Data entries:
++++++++++

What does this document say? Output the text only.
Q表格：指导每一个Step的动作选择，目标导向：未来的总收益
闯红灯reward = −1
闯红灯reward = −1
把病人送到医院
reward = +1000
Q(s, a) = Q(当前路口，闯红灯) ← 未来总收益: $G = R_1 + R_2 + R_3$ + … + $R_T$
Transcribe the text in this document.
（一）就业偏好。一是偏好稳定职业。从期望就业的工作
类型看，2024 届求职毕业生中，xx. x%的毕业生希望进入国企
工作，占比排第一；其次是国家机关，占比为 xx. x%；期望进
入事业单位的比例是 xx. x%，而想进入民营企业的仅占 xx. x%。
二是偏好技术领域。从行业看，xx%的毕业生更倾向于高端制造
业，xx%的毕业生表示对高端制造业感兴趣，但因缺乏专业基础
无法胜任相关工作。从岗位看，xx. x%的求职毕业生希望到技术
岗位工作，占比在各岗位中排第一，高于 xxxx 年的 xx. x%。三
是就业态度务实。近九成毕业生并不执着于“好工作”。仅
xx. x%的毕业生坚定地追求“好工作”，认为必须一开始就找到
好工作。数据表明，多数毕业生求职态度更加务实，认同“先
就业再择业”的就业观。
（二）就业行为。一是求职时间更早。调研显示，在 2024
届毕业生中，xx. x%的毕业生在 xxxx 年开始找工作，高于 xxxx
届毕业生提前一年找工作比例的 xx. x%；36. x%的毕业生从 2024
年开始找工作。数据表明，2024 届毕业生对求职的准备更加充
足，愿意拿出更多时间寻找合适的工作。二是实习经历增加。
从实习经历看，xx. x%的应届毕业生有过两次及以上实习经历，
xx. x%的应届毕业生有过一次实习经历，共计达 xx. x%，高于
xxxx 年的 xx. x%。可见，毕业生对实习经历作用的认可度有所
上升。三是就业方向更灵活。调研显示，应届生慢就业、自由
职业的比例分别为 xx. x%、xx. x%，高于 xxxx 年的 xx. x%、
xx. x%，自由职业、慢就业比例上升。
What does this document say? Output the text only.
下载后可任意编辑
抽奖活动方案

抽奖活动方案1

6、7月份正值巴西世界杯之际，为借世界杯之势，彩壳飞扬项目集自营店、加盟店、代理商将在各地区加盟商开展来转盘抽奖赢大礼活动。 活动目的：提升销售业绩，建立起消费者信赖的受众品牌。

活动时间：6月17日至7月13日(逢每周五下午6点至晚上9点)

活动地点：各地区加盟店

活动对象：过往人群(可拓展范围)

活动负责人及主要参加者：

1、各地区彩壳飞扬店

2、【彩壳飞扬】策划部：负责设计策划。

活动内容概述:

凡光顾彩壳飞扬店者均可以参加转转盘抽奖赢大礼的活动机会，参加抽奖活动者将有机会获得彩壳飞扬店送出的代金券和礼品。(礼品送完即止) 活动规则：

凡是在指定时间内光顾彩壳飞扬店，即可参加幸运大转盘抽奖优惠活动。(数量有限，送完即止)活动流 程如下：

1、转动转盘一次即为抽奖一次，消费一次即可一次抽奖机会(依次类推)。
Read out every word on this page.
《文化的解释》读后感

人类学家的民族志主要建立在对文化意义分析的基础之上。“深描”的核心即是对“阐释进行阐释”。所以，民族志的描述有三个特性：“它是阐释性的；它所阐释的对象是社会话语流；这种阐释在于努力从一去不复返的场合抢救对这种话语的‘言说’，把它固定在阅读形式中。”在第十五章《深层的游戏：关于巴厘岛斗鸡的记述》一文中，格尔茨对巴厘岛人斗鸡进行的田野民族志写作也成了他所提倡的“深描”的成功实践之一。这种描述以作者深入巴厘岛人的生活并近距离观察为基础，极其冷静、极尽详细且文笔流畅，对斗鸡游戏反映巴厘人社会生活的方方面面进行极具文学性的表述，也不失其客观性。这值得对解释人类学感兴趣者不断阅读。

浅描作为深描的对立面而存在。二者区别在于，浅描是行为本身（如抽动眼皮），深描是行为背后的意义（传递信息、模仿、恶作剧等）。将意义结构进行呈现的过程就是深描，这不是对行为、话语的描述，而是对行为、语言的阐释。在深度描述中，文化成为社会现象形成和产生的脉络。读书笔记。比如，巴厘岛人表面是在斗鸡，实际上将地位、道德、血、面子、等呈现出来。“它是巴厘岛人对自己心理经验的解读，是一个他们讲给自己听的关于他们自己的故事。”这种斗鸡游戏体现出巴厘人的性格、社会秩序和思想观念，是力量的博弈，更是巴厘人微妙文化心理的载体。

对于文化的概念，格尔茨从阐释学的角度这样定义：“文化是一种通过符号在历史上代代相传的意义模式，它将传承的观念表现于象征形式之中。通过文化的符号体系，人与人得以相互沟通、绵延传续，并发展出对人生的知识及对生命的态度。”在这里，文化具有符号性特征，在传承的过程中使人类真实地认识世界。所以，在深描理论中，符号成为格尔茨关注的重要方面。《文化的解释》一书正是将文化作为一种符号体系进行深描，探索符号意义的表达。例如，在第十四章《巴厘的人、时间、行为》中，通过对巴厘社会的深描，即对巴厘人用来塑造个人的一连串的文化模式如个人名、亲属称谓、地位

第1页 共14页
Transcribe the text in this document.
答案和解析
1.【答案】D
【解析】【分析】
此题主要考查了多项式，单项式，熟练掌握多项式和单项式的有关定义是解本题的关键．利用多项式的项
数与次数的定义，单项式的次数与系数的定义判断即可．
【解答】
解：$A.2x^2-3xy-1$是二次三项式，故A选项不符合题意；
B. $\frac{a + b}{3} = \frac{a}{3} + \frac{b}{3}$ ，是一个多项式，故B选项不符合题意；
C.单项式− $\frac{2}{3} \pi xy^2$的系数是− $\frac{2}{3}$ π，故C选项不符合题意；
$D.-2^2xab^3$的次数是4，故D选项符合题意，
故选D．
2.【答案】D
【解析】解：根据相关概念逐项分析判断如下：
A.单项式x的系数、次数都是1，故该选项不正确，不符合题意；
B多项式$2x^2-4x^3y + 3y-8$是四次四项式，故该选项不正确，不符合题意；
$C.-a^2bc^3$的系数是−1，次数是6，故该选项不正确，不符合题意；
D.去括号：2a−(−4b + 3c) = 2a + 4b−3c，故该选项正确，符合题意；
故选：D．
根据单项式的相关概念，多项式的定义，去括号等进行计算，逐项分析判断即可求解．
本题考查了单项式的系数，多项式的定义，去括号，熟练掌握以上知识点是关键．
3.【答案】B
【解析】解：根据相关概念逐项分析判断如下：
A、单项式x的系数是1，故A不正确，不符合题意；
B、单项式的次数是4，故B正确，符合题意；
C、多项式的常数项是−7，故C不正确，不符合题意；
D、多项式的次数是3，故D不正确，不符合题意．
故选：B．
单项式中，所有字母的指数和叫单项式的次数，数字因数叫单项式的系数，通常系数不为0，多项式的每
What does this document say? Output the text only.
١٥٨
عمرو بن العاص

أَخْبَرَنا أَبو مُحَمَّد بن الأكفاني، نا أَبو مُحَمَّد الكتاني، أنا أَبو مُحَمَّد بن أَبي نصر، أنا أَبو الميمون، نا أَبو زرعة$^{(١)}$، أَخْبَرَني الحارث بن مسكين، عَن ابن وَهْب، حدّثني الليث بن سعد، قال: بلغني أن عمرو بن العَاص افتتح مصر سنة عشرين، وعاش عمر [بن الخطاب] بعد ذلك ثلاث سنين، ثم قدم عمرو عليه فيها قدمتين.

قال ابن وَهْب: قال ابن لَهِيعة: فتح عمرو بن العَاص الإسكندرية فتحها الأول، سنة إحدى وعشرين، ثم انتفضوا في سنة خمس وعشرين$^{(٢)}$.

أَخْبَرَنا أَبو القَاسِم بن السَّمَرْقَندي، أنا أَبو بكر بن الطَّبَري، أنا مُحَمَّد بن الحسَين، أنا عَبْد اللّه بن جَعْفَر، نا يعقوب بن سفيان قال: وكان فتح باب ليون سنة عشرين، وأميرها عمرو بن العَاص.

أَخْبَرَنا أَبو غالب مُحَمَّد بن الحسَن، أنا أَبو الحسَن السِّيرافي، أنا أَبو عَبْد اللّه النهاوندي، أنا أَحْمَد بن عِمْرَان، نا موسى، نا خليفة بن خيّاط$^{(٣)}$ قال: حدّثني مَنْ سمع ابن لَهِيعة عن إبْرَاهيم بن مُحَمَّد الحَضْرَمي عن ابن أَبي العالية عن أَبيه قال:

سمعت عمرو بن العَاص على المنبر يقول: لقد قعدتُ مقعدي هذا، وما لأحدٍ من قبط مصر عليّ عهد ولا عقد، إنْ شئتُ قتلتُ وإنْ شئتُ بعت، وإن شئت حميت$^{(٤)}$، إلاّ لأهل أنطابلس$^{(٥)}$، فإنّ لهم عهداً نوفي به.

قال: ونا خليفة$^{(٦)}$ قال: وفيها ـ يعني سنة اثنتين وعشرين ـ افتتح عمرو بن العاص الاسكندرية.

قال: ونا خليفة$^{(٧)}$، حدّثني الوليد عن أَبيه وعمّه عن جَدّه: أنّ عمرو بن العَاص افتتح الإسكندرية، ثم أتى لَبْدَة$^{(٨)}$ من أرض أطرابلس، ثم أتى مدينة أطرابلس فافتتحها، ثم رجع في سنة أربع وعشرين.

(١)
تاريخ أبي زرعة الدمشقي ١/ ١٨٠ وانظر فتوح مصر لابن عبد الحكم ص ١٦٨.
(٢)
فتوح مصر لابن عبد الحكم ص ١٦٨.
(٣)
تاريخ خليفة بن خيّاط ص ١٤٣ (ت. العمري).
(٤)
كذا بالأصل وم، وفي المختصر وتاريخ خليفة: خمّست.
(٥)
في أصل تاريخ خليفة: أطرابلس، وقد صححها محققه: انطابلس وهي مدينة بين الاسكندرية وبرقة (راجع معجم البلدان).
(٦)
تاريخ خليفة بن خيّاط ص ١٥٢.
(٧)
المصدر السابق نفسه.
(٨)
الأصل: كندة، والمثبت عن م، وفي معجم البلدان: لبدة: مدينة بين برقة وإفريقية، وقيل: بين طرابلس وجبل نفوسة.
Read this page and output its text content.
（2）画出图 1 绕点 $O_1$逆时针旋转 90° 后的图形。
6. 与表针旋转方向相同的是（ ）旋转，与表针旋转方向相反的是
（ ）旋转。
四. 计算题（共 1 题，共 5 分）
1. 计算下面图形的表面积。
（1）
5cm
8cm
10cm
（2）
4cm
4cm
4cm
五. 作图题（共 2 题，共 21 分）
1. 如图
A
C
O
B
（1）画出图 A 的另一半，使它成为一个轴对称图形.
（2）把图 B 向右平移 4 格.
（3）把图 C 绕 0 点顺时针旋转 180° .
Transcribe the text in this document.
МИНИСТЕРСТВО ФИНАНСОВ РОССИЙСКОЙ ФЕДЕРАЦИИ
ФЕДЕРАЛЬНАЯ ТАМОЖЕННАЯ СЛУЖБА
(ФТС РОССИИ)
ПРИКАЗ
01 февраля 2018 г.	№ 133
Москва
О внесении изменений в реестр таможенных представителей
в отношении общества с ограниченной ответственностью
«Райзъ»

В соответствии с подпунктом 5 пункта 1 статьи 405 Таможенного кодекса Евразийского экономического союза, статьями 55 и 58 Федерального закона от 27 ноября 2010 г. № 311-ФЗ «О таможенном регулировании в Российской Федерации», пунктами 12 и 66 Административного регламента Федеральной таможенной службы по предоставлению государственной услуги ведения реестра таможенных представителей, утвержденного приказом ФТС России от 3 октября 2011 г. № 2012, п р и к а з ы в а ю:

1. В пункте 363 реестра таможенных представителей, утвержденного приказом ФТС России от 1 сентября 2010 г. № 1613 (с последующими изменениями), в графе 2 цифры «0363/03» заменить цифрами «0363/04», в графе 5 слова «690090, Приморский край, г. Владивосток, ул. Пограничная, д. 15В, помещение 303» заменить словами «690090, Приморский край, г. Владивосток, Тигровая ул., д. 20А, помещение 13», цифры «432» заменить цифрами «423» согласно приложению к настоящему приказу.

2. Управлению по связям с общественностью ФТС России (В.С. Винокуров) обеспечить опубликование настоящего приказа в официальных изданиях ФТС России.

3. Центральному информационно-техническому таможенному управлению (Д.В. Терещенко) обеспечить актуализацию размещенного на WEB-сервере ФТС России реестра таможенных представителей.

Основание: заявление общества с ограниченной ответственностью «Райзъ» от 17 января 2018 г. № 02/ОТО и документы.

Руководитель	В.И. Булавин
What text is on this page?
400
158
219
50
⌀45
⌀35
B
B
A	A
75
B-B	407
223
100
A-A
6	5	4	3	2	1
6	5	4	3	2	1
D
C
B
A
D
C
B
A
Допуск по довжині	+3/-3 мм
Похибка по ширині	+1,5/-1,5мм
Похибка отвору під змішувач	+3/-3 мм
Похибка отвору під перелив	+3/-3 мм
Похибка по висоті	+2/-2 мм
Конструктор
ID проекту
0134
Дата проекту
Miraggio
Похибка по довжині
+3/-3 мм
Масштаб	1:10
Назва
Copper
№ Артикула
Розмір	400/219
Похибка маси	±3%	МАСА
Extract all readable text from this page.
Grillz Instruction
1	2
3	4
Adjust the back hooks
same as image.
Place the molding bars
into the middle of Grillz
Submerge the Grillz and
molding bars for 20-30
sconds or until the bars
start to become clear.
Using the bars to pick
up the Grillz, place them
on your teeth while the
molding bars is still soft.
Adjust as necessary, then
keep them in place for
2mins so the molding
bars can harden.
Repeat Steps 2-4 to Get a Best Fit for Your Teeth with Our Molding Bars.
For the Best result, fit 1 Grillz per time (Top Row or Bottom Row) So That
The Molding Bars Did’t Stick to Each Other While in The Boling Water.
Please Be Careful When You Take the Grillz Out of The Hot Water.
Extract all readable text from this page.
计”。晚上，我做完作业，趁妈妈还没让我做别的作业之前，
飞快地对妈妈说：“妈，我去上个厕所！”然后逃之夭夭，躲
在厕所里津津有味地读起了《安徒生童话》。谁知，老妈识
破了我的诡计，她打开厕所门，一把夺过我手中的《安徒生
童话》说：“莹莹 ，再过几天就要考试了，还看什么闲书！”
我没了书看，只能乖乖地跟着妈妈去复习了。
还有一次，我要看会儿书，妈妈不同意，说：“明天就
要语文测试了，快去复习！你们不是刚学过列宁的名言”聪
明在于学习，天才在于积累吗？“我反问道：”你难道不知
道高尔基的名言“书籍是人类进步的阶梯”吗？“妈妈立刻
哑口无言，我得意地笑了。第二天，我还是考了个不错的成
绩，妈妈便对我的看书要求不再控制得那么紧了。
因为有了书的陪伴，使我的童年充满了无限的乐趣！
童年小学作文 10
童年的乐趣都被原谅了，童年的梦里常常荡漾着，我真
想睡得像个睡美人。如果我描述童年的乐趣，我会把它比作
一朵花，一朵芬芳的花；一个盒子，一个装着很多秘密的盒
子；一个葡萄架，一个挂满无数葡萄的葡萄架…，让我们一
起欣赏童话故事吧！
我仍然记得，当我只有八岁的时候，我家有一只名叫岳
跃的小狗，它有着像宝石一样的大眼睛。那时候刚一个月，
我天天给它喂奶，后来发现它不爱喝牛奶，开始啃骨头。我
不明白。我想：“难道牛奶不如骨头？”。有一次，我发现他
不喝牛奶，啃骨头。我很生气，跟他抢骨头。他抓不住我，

++++++++++

TO BE DONE: Pull out each line of the listing that holds the string "frac".

FULL SOLUTION:
B. $\frac{a + b}{3} = \frac{a}{3} + \frac{b}{3}$ ，是一个多项式，故B选项不符合题意；
C.单项式− $\frac{2}{3} \pi xy^2$的系数是− $\frac{2}{3}$ π，故C选项不符合题意；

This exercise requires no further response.